▸ Task to complete: In the material below, find each line holding the string "státu" and copy it.

▸ Given records:
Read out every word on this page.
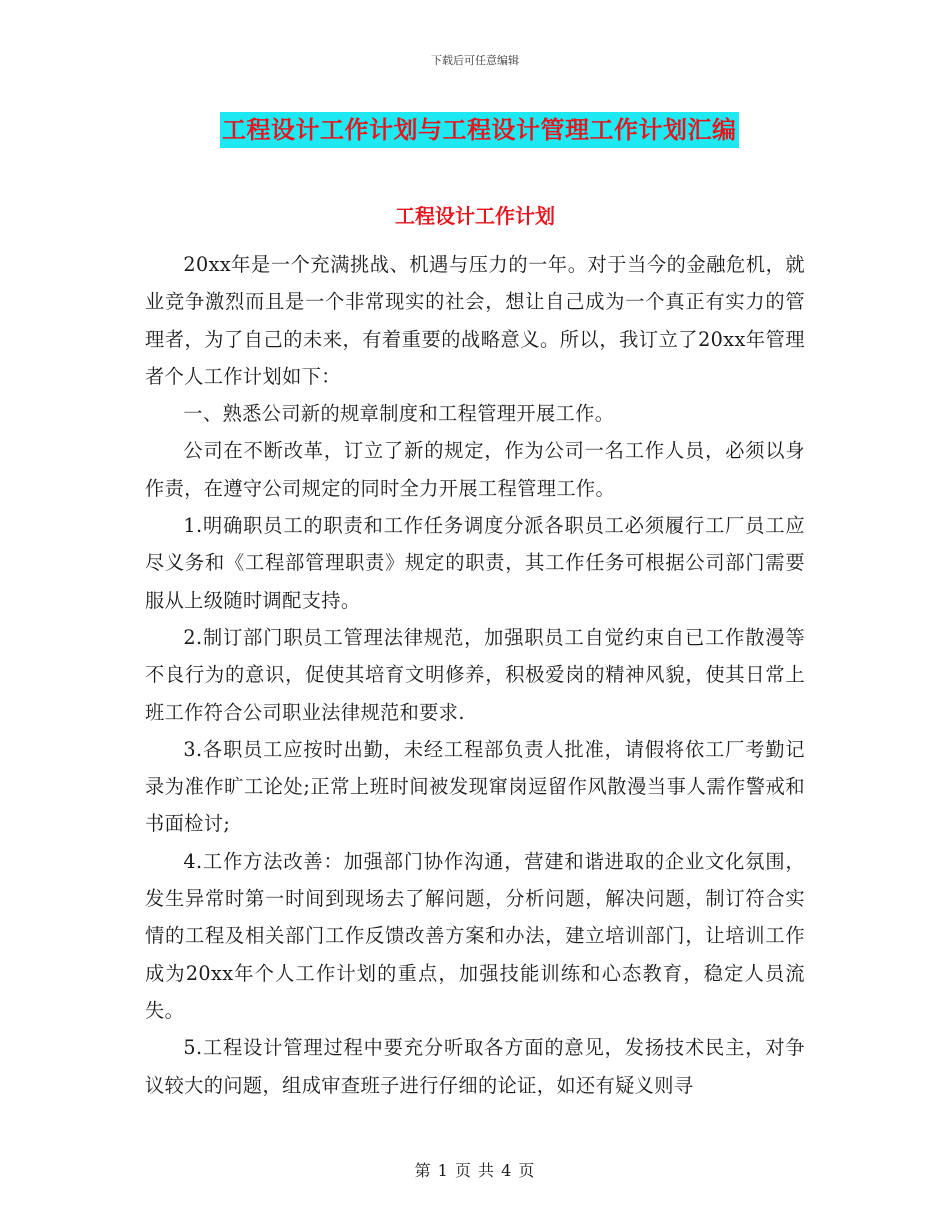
下载后可任意编辑
工程设计工作计划与工程设计管理工作计划汇编
工程设计工作计划

20xx年是一个充满挑战、机遇与压力的一年。对于当今的金融危机，就业竞争激烈而且是一个非常现实的社会，想让自己成为一个真正有实力的管理者，为了自己的未来，有着重要的战略意义。所以，我订立了20xx年管理者个人工作计划如下：

一、熟悉公司新的规章制度和工程管理开展工作。

公司在不断改革，订立了新的规定，作为公司一名工作人员，必须以身作责，在遵守公司规定的同时全力开展工程管理工作。

1.明确职员工的职责和工作任务调度分派各职员工必须履行工厂员工应尽义务和《工程部管理职责》规定的职责，其工作任务可根据公司部门需要服从上级随时调配支持。

2.制订部门职员工管理法律规范，加强职员工自觉约束自已工作散漫等不良行为的意识，促使其培育文明修养，积极爱岗的精神风貌，使其日常上班工作符合公司职业法律规范和要求.

3.各职员工应按时出勤，未经工程部负责人批准，请假将依工厂考勤记录为准作旷工论处;正常上班时间被发现窜岗逗留作风散漫当事人需作警戒和书面检讨;

4.工作方法改善：加强部门协作沟通，营建和谐进取的企业文化氛围，发生异常时第一时间到现场去了解问题，分析问题，解决问题，制订符合实情的工程及相关部门工作反馈改善方案和办法，建立培训部门，让培训工作成为20xx年个人工作计划的重点，加强技能训练和心态教育，稳定人员流失。

5.工程设计管理过程中要充分听取各方面的意见，发扬技术民主，对争议较大的问题，组成审查班子进行仔细的论证，如还有疑义则寻

第 1 页 共 4 页
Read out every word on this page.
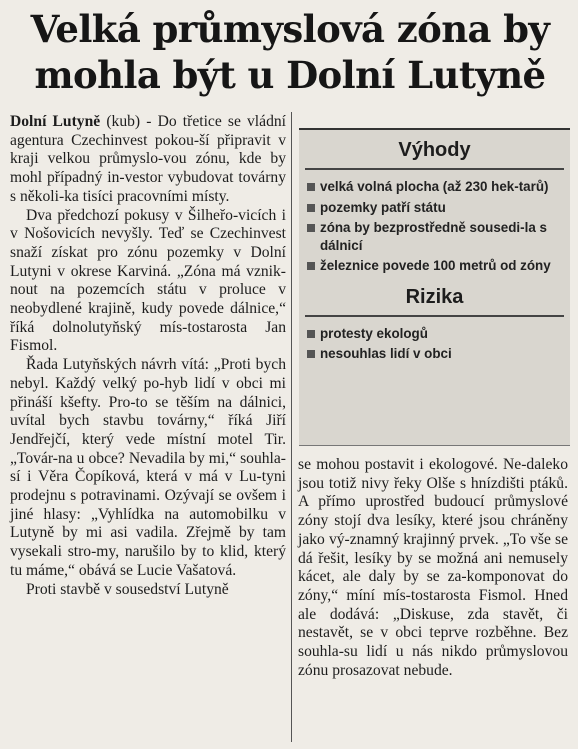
Velká průmyslová zóna by
mohla být u Dolní Lutyně

Dolní Lutyně (kub) - Do třetice se vládní agentura Czechinvest pokou-ší připravit v kraji velkou průmyslo-vou zónu, kde by mohl případný in-vestor vybudovat továrny s několi-ka tisíci pracovními místy.

Dva předchozí pokusy v Šilheřo-vicích i v Nošovicích nevyšly. Teď se Czechinvest snaží získat pro zónu pozemky v Dolní Lutyni v okrese Karviná. „Zóna má vznik-nout na pozemcích státu v proluce v neobydlené krajině, kudy povede dálnice,“ říká dolnolutyňský mís-tostarosta Jan Fismol.

Řada Lutyňských návrh vítá: „Proti bych nebyl. Každý velký po-hyb lidí v obci mi přináší kšefty. Pro-to se těším na dálnici, uvítal bych stavbu továrny,“ říká Jiří Jendřejčí, který vede místní motel Tir. „Továr-na u obce? Nevadila by mi,“ souhla-sí i Věra Čopíková, která v má v Lu-tyni prodejnu s potravinami. Ozývají se ovšem i jiné hlasy: „Vyhlídka na automobilku v Lutyně by mi asi vadila. Zřejmě by tam vysekali stro-my, narušilo by to klid, který tu máme,“ obává se Lucie Vašatová.

Proti stavbě v sousedství Lutyně

Výhody
velká volná plocha (až 230 hek-tarů)
pozemky patří státu
zóna by bezprostředně sousedi-la s dálnicí
železnice povede 100 metrů od zóny
Rizika
protesty ekologů
nesouhlas lidí v obci

se mohou postavit i ekologové. Ne-daleko jsou totiž nivy řeky Olše s hnízdišti ptáků. A přímo uprostřed budoucí průmyslové zóny stojí dva lesíky, které jsou chráněny jako vý-znamný krajinný prvek. „To vše se dá řešit, lesíky by se možná ani nemusely kácet, ale daly by se za-komponovat do zóny,“ míní mís-tostarosta Fismol. Hned ale dodává: „Diskuse, zda stavět, či nestavět, se v obci teprve rozběhne. Bez souhla-su lidí u nás nikdo průmyslovou zónu prosazovat nebude.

▸ Output:
Dva předchozí pokusy v Šilheřo-vicích i v Nošovicích nevyšly. Teď se Czechinvest snaží získat pro zónu pozemky v Dolní Lutyni v okrese Karviná. „Zóna má vznik-nout na pozemcích státu v proluce v neobydlené krajině, kudy povede dálnice,“ říká dolnolutyňský mís-tostarosta Jan Fismol.
pozemky patří státu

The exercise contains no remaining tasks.